::: Dataset extract :::

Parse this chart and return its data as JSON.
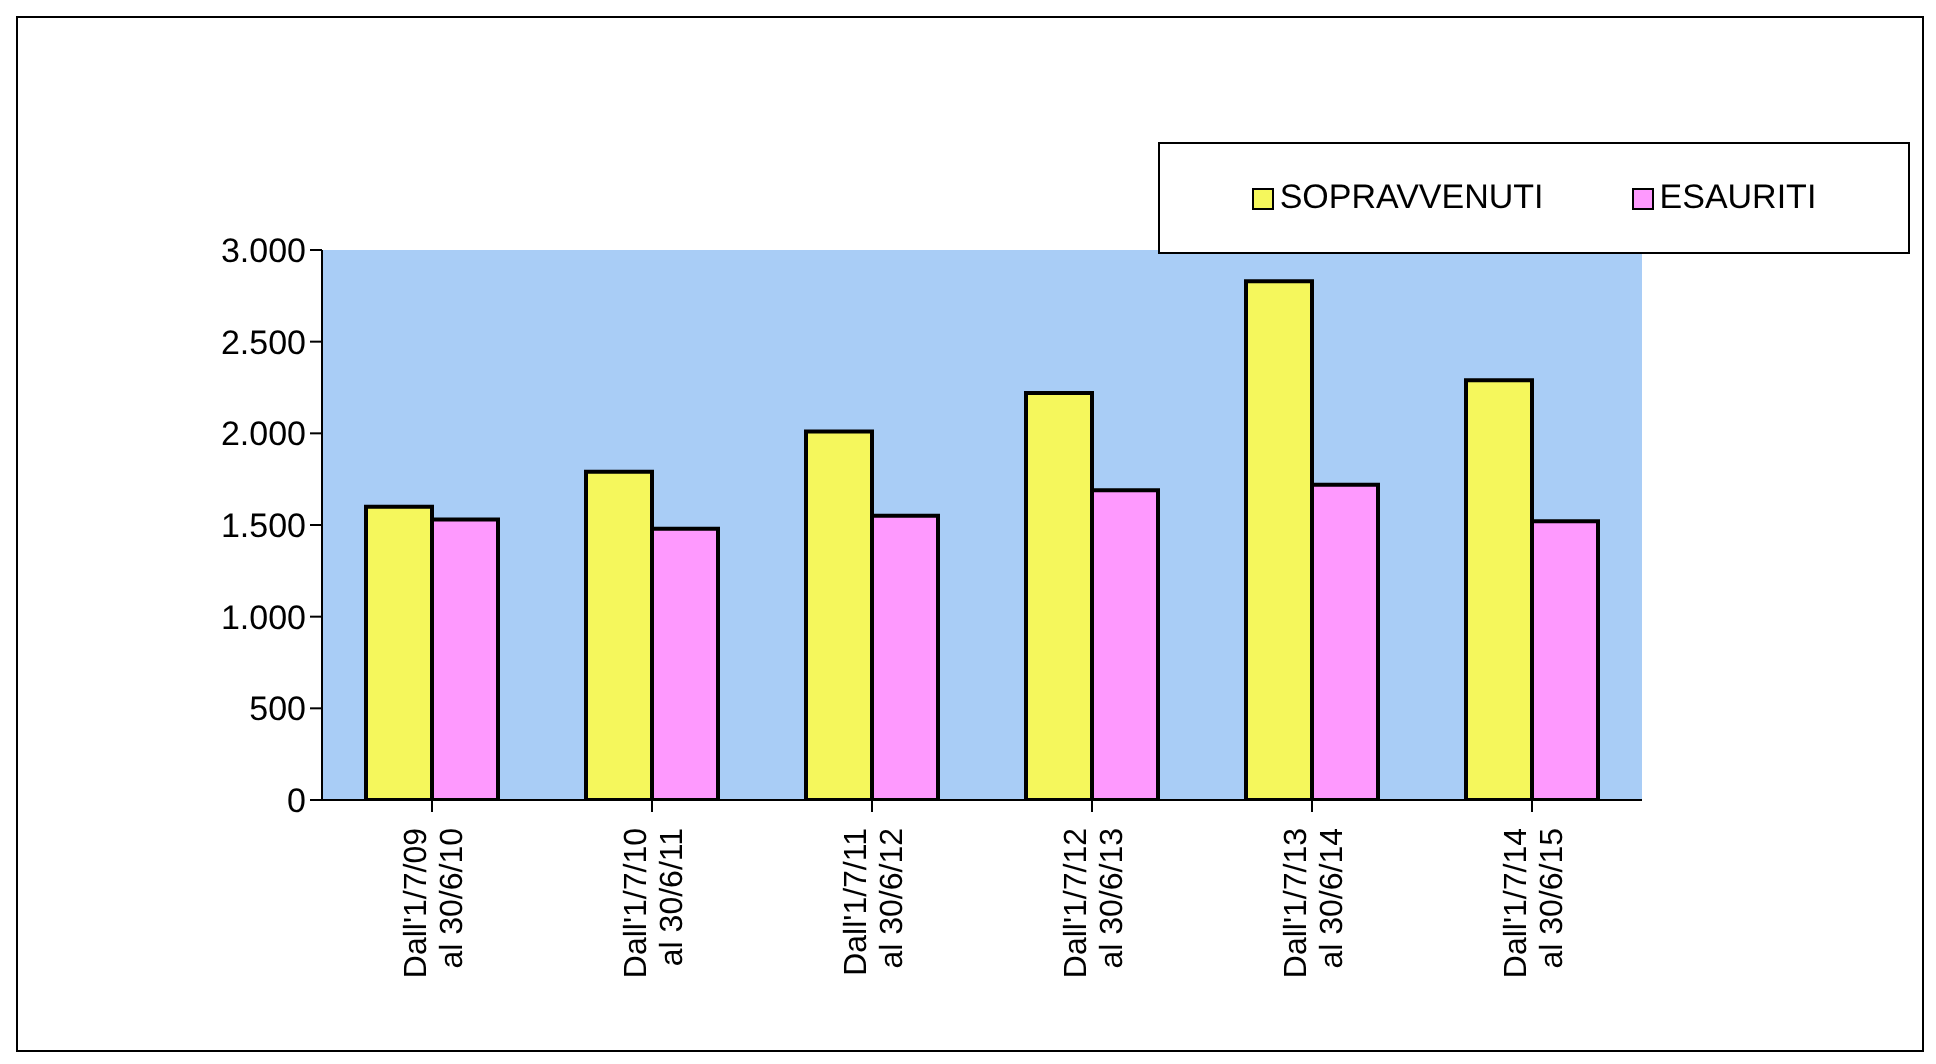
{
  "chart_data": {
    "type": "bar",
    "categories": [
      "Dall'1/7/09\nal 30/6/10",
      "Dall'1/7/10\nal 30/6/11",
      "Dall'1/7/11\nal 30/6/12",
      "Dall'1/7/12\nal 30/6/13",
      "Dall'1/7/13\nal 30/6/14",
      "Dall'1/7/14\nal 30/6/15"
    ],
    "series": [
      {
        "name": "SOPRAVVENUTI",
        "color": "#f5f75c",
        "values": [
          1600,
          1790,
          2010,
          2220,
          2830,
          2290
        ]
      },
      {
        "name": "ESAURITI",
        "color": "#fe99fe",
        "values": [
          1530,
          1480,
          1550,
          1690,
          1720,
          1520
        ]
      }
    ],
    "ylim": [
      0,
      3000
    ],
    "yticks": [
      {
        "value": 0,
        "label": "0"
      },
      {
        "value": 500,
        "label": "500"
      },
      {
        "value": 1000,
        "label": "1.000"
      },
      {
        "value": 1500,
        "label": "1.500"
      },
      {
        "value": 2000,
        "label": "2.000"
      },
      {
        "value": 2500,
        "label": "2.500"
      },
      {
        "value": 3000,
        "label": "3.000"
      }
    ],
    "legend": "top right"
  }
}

:::
::: Dataset extract :::

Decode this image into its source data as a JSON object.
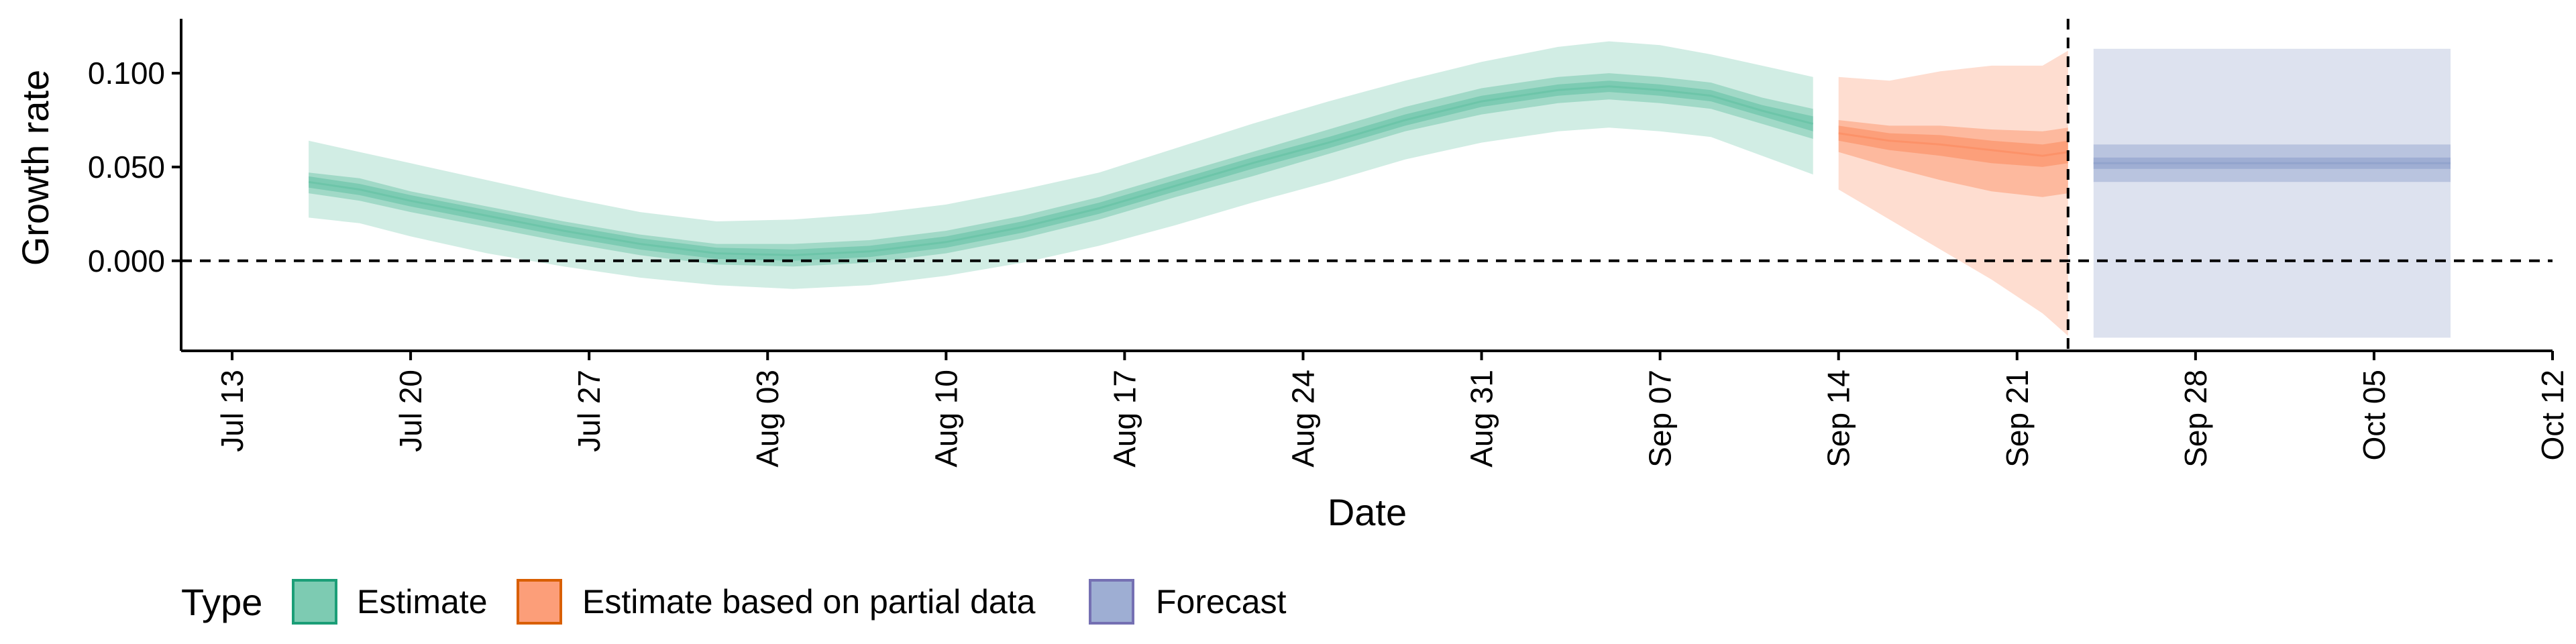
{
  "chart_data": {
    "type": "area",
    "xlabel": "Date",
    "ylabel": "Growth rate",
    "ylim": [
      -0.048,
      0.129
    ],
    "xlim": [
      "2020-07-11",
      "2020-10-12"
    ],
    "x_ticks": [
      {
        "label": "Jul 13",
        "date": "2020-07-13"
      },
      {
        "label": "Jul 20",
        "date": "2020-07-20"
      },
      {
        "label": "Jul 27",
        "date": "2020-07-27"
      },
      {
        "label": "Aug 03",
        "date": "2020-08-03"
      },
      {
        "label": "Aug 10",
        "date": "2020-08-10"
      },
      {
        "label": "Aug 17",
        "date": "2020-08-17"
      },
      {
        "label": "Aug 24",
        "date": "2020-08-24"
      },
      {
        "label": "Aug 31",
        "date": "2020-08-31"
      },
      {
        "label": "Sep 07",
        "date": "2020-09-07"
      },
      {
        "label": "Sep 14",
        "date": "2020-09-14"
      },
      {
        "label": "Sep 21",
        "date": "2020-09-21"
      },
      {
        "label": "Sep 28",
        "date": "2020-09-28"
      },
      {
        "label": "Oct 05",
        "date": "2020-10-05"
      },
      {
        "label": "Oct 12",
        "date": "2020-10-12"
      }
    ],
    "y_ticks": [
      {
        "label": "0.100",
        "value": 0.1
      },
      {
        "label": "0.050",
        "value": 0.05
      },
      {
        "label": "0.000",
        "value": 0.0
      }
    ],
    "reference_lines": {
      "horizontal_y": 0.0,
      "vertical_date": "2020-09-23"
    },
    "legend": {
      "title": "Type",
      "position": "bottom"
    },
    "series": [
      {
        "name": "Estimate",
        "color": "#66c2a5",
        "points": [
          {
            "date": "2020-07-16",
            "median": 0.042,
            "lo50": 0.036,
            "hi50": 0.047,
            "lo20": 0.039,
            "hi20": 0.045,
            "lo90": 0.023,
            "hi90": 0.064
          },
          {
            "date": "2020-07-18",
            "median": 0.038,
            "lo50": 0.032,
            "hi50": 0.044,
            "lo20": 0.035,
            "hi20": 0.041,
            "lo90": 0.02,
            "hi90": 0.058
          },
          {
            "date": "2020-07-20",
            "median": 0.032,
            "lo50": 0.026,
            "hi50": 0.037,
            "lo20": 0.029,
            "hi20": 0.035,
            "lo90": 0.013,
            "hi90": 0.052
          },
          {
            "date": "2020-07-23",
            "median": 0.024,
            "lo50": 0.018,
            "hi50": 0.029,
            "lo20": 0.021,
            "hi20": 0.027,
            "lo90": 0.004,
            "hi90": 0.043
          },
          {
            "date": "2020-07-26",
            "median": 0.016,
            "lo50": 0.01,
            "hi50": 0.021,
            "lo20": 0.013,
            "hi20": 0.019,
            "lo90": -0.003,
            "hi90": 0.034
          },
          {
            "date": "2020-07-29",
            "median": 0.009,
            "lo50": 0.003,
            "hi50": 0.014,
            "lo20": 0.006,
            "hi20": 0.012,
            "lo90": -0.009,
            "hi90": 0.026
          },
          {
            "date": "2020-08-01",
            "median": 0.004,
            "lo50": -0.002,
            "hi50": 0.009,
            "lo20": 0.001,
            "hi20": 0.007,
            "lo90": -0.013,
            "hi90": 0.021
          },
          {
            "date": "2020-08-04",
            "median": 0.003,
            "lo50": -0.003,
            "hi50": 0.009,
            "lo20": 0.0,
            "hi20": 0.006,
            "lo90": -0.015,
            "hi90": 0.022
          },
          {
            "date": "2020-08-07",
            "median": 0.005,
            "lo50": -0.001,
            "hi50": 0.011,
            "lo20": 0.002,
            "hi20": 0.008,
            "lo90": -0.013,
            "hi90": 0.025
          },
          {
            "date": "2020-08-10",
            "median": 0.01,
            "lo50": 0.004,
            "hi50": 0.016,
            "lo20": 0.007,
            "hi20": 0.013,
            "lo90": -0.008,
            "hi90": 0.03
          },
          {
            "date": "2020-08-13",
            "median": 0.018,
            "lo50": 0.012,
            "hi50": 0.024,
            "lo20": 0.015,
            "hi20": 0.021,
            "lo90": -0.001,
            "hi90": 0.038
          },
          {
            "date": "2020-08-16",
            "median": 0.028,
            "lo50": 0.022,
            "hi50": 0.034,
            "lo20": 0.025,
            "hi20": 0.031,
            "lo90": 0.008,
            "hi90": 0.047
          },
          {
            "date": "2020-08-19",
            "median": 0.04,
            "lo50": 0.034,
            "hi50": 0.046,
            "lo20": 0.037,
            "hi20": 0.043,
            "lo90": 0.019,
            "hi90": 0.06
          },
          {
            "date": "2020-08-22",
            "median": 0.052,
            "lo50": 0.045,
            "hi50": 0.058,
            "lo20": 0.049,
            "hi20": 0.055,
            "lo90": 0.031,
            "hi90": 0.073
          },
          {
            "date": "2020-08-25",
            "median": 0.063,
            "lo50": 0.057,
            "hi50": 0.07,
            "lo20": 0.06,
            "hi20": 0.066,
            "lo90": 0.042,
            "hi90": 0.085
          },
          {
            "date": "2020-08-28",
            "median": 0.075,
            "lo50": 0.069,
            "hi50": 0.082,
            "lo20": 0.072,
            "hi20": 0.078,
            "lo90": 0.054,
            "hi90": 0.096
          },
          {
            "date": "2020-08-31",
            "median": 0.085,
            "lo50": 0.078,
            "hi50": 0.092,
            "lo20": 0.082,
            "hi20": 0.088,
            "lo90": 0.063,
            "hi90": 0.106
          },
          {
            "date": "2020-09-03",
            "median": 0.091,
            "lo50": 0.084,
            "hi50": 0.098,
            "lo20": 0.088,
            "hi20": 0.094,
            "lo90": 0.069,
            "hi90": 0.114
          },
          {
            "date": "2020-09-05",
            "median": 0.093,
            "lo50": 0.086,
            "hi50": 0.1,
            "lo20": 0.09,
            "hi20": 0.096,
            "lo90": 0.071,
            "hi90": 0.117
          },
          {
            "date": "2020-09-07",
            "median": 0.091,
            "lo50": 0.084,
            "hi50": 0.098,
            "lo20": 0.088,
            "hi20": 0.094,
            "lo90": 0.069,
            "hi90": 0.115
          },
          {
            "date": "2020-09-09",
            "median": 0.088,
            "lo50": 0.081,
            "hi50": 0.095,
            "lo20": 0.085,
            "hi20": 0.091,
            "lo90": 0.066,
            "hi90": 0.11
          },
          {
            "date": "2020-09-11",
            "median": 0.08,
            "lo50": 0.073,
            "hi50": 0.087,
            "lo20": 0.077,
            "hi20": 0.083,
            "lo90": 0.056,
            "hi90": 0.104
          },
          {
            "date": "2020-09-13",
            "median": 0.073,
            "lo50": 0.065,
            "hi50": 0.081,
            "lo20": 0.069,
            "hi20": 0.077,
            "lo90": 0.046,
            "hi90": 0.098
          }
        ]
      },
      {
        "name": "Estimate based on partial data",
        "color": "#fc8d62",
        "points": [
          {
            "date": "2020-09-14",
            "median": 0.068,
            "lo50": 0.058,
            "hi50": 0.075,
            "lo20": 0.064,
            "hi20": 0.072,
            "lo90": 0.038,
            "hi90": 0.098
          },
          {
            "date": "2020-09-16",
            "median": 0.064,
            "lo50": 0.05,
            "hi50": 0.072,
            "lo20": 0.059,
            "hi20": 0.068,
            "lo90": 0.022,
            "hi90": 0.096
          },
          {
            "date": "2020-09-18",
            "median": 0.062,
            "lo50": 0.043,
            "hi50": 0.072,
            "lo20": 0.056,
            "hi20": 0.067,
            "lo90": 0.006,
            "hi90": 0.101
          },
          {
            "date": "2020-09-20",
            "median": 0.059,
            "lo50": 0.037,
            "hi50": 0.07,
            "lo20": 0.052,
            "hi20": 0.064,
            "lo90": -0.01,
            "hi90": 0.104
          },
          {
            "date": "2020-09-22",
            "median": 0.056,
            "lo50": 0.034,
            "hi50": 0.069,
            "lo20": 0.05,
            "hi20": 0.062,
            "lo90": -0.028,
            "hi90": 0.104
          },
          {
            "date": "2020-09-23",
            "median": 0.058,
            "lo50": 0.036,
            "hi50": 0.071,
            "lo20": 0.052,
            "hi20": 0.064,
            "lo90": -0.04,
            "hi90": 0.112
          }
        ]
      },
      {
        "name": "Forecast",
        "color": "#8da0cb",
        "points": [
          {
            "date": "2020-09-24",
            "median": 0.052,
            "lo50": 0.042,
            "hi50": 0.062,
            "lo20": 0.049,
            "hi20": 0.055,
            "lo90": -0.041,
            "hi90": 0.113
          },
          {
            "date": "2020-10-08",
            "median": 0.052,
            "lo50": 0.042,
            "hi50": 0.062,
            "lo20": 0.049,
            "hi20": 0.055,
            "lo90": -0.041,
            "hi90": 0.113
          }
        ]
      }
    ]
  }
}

:::

Work to be completed: Scan the material line by line and report each one that contains "name".

Output of the task:
        "name": "SOPRAVVENUTI",
        "name": "ESAURITI",
        "name": "Estimate",
        "name": "Estimate based on partial data",
        "name": "Forecast",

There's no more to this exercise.